[Task] Search the records below for the word "무엇인가요". Pull out each line that has it.

[Input records]
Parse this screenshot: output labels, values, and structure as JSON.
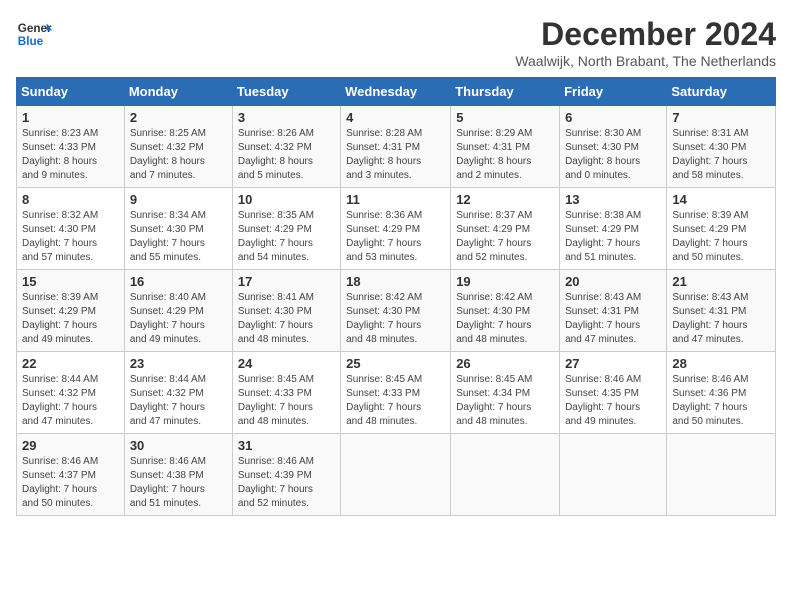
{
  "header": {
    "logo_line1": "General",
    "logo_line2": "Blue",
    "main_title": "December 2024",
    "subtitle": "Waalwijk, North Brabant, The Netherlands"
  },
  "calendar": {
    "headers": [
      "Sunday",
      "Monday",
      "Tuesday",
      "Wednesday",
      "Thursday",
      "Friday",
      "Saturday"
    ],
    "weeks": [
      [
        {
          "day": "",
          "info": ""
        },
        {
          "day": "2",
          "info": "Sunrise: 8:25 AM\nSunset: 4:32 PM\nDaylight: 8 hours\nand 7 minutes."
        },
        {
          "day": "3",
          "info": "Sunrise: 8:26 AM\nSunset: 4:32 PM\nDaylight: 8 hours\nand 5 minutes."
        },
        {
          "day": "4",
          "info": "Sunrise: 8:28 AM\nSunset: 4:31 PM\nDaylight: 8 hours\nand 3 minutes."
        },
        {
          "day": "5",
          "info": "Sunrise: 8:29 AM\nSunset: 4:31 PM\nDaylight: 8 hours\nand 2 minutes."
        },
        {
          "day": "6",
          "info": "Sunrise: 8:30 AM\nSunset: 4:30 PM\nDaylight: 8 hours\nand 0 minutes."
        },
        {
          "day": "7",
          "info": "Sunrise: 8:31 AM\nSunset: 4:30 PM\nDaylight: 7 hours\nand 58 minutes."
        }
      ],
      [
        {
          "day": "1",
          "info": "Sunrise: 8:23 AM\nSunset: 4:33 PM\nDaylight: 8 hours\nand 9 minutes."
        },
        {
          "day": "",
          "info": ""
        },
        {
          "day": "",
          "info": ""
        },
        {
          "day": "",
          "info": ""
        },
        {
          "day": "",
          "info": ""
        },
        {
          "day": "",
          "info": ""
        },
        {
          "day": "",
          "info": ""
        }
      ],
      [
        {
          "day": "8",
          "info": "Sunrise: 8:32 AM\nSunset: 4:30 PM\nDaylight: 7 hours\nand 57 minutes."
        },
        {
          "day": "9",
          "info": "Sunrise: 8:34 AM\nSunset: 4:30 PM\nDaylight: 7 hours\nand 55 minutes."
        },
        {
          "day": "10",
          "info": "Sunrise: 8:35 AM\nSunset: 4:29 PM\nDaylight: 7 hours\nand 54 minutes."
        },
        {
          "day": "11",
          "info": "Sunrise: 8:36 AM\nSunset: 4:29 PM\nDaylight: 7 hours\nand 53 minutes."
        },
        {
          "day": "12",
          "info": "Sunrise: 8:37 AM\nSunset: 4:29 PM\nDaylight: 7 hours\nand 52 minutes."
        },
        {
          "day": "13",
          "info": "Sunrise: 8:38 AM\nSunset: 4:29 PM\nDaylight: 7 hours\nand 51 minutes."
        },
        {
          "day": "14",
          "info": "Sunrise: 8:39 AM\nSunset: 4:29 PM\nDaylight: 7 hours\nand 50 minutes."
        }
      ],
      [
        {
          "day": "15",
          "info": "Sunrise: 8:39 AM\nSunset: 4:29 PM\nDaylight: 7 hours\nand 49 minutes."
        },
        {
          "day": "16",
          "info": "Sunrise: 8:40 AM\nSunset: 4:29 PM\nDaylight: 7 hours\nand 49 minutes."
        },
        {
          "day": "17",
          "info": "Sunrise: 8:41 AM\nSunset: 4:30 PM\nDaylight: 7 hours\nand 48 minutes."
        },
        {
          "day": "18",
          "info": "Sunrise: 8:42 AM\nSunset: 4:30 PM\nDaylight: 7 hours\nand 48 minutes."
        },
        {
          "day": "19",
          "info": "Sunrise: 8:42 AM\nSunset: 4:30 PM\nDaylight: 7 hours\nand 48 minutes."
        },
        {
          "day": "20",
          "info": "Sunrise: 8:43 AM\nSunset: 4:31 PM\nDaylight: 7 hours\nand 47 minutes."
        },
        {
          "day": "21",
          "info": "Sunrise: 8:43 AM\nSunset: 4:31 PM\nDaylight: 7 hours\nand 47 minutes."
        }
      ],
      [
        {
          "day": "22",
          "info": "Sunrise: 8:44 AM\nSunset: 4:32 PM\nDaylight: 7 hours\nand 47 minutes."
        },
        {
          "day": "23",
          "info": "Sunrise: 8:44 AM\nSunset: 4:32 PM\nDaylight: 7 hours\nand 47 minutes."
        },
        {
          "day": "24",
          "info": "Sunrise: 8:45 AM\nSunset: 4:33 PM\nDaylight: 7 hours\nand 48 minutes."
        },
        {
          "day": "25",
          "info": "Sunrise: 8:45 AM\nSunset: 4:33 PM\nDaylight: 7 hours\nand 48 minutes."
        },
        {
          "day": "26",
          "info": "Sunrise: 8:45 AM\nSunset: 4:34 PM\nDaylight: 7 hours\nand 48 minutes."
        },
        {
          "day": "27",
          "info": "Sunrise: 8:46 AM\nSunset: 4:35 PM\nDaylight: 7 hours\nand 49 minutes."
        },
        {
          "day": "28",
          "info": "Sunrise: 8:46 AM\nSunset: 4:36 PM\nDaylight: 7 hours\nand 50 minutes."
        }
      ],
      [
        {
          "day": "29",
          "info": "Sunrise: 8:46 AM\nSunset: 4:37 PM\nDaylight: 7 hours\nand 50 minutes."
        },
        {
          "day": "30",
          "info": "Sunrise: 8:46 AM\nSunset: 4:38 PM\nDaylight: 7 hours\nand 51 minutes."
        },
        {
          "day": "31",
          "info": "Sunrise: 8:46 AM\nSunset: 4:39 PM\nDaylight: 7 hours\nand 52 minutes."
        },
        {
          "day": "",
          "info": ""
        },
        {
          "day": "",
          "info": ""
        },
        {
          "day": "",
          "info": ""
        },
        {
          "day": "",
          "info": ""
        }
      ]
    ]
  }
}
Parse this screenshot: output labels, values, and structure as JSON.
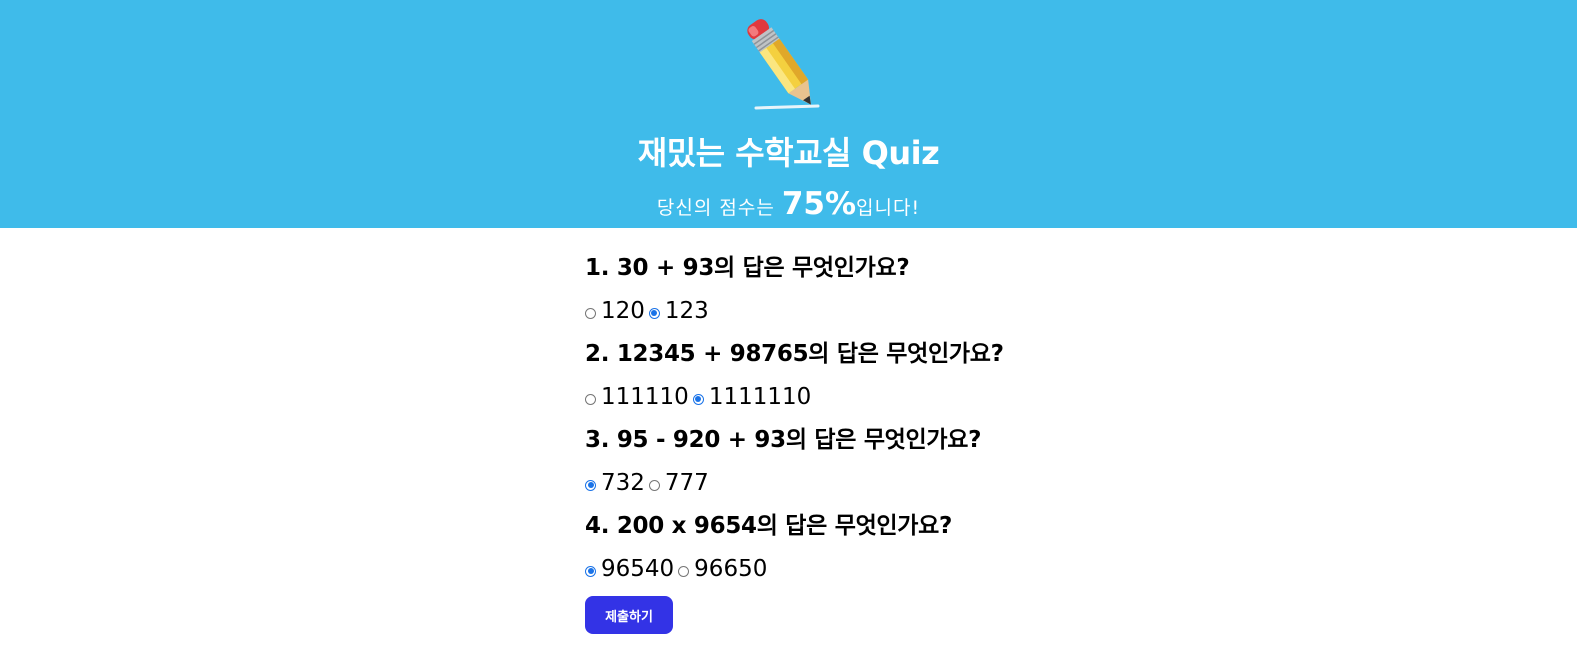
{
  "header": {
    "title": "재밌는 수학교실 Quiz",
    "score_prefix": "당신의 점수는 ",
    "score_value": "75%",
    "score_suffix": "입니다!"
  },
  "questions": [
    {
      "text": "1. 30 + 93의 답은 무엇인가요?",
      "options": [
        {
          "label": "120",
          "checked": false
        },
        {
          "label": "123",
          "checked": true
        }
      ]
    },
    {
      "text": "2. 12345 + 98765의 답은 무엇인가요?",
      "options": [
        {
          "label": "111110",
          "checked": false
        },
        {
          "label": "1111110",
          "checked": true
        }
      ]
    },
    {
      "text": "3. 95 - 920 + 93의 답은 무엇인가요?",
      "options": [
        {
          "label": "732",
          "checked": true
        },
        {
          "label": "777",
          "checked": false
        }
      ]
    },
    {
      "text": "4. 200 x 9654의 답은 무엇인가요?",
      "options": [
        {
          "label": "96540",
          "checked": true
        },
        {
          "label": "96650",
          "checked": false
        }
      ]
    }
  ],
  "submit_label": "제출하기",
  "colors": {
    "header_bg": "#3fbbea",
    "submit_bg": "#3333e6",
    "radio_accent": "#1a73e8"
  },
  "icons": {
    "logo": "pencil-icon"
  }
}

[Result for this exercise]
      "text": "1. 30 + 93의 답은 무엇인가요?",
      "text": "2. 12345 + 98765의 답은 무엇인가요?",
      "text": "3. 95 - 920 + 93의 답은 무엇인가요?",
      "text": "4. 200 x 9654의 답은 무엇인가요?",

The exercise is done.